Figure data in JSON
**********

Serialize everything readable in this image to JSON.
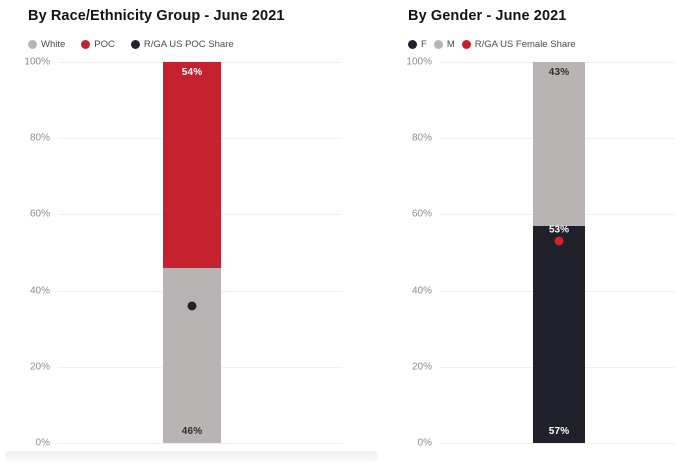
{
  "page": {
    "background": "#ffffff",
    "accent_red": "#c5212f",
    "neutral_gray": "#b8b4b4",
    "neutral_dark": "#20202b",
    "gridline_color": "#f0f0f0",
    "tick_color": "#8c8c8c"
  },
  "charts": [
    {
      "title": "By Race/Ethnicity Group - June 2021",
      "legend": [
        {
          "label": "White",
          "color": "#b8b4b4"
        },
        {
          "label": "POC",
          "color": "#c5212f"
        },
        {
          "label": "R/GA US POC Share",
          "color": "#23232d"
        }
      ],
      "y_ticks": [
        {
          "label": "100%",
          "value": 100
        },
        {
          "label": "80%",
          "value": 80
        },
        {
          "label": "60%",
          "value": 60
        },
        {
          "label": "40%",
          "value": 40
        },
        {
          "label": "20%",
          "value": 20
        },
        {
          "label": "0%",
          "value": 0
        }
      ],
      "segments": [
        {
          "name": "White",
          "value": 46,
          "color": "#b8b4b4",
          "label": "46%",
          "label_pos": "bottom",
          "label_color": "#2e2e2e"
        },
        {
          "name": "POC",
          "value": 54,
          "color": "#c5212f",
          "label": "54%",
          "label_pos": "top",
          "label_color": "#ffffff"
        }
      ],
      "marker": {
        "name": "R/GA US POC Share",
        "value": 36,
        "color": "#23232d",
        "label": ""
      }
    },
    {
      "title": "By Gender - June 2021",
      "legend": [
        {
          "label": "F",
          "color": "#20202b"
        },
        {
          "label": "M",
          "color": "#b8b4b4"
        },
        {
          "label": "R/GA US Female Share",
          "color": "#c5212f"
        }
      ],
      "y_ticks": [
        {
          "label": "100%",
          "value": 100
        },
        {
          "label": "80%",
          "value": 80
        },
        {
          "label": "60%",
          "value": 60
        },
        {
          "label": "40%",
          "value": 40
        },
        {
          "label": "20%",
          "value": 20
        },
        {
          "label": "0%",
          "value": 0
        }
      ],
      "segments": [
        {
          "name": "F",
          "value": 57,
          "color": "#20202b",
          "label": "57%",
          "label_pos": "bottom",
          "label_color": "#ffffff"
        },
        {
          "name": "M",
          "value": 43,
          "color": "#b8b4b4",
          "label": "43%",
          "label_pos": "top",
          "label_color": "#2e2e2e"
        }
      ],
      "marker": {
        "name": "R/GA US Female Share",
        "value": 53,
        "color": "#d0202e",
        "label": "53%"
      }
    }
  ],
  "chart_data": [
    {
      "type": "bar",
      "subtype": "stacked-100-percent",
      "title": "By Race/Ethnicity Group - June 2021",
      "categories": [
        ""
      ],
      "series": [
        {
          "name": "White",
          "type": "bar",
          "values": [
            46
          ],
          "color": "#b8b4b4"
        },
        {
          "name": "POC",
          "type": "bar",
          "values": [
            54
          ],
          "color": "#c5212f"
        },
        {
          "name": "R/GA US POC Share",
          "type": "point",
          "values": [
            36
          ],
          "color": "#23232d"
        }
      ],
      "xlabel": "",
      "ylabel": "",
      "ylim": [
        0,
        100
      ],
      "y_tick_labels": [
        "0%",
        "20%",
        "40%",
        "60%",
        "80%",
        "100%"
      ],
      "grid": true,
      "legend_position": "top-left"
    },
    {
      "type": "bar",
      "subtype": "stacked-100-percent",
      "title": "By Gender - June 2021",
      "categories": [
        ""
      ],
      "series": [
        {
          "name": "F",
          "type": "bar",
          "values": [
            57
          ],
          "color": "#20202b"
        },
        {
          "name": "M",
          "type": "bar",
          "values": [
            43
          ],
          "color": "#b8b4b4"
        },
        {
          "name": "R/GA US Female Share",
          "type": "point",
          "values": [
            53
          ],
          "color": "#d0202e"
        }
      ],
      "xlabel": "",
      "ylabel": "",
      "ylim": [
        0,
        100
      ],
      "y_tick_labels": [
        "0%",
        "20%",
        "40%",
        "60%",
        "80%",
        "100%"
      ],
      "grid": true,
      "legend_position": "top-left"
    }
  ]
}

**********

GOAL |
Repeat all of the records verbatim, leaving out the pictures.

ANSWER |
Serialize everything readable in this image to JSON.
{
  "page": {
    "background": "#ffffff",
    "accent_red": "#c5212f",
    "neutral_gray": "#b8b4b4",
    "neutral_dark": "#20202b",
    "gridline_color": "#f0f0f0",
    "tick_color": "#8c8c8c"
  },
  "charts": [
    {
      "title": "By Race/Ethnicity Group - June 2021",
      "legend": [
        {
          "label": "White",
          "color": "#b8b4b4"
        },
        {
          "label": "POC",
          "color": "#c5212f"
        },
        {
          "label": "R/GA US POC Share",
          "color": "#23232d"
        }
      ],
      "y_ticks": [
        {
          "label": "100%",
          "value": 100
        },
        {
          "label": "80%",
          "value": 80
        },
        {
          "label": "60%",
          "value": 60
        },
        {
          "label": "40%",
          "value": 40
        },
        {
          "label": "20%",
          "value": 20
        },
        {
          "label": "0%",
          "value": 0
        }
      ],
      "segments": [
        {
          "name": "White",
          "value": 46,
          "color": "#b8b4b4",
          "label": "46%",
          "label_pos": "bottom",
          "label_color": "#2e2e2e"
        },
        {
          "name": "POC",
          "value": 54,
          "color": "#c5212f",
          "label": "54%",
          "label_pos": "top",
          "label_color": "#ffffff"
        }
      ],
      "marker": {
        "name": "R/GA US POC Share",
        "value": 36,
        "color": "#23232d",
        "label": ""
      }
    },
    {
      "title": "By Gender - June 2021",
      "legend": [
        {
          "label": "F",
          "color": "#20202b"
        },
        {
          "label": "M",
          "color": "#b8b4b4"
        },
        {
          "label": "R/GA US Female Share",
          "color": "#c5212f"
        }
      ],
      "y_ticks": [
        {
          "label": "100%",
          "value": 100
        },
        {
          "label": "80%",
          "value": 80
        },
        {
          "label": "60%",
          "value": 60
        },
        {
          "label": "40%",
          "value": 40
        },
        {
          "label": "20%",
          "value": 20
        },
        {
          "label": "0%",
          "value": 0
        }
      ],
      "segments": [
        {
          "name": "F",
          "value": 57,
          "color": "#20202b",
          "label": "57%",
          "label_pos": "bottom",
          "label_color": "#ffffff"
        },
        {
          "name": "M",
          "value": 43,
          "color": "#b8b4b4",
          "label": "43%",
          "label_pos": "top",
          "label_color": "#2e2e2e"
        }
      ],
      "marker": {
        "name": "R/GA US Female Share",
        "value": 53,
        "color": "#d0202e",
        "label": "53%"
      }
    }
  ],
  "chart_data": [
    {
      "type": "bar",
      "subtype": "stacked-100-percent",
      "title": "By Race/Ethnicity Group - June 2021",
      "categories": [
        ""
      ],
      "series": [
        {
          "name": "White",
          "type": "bar",
          "values": [
            46
          ],
          "color": "#b8b4b4"
        },
        {
          "name": "POC",
          "type": "bar",
          "values": [
            54
          ],
          "color": "#c5212f"
        },
        {
          "name": "R/GA US POC Share",
          "type": "point",
          "values": [
            36
          ],
          "color": "#23232d"
        }
      ],
      "xlabel": "",
      "ylabel": "",
      "ylim": [
        0,
        100
      ],
      "y_tick_labels": [
        "0%",
        "20%",
        "40%",
        "60%",
        "80%",
        "100%"
      ],
      "grid": true,
      "legend_position": "top-left"
    },
    {
      "type": "bar",
      "subtype": "stacked-100-percent",
      "title": "By Gender - June 2021",
      "categories": [
        ""
      ],
      "series": [
        {
          "name": "F",
          "type": "bar",
          "values": [
            57
          ],
          "color": "#20202b"
        },
        {
          "name": "M",
          "type": "bar",
          "values": [
            43
          ],
          "color": "#b8b4b4"
        },
        {
          "name": "R/GA US Female Share",
          "type": "point",
          "values": [
            53
          ],
          "color": "#d0202e"
        }
      ],
      "xlabel": "",
      "ylabel": "",
      "ylim": [
        0,
        100
      ],
      "y_tick_labels": [
        "0%",
        "20%",
        "40%",
        "60%",
        "80%",
        "100%"
      ],
      "grid": true,
      "legend_position": "top-left"
    }
  ]
}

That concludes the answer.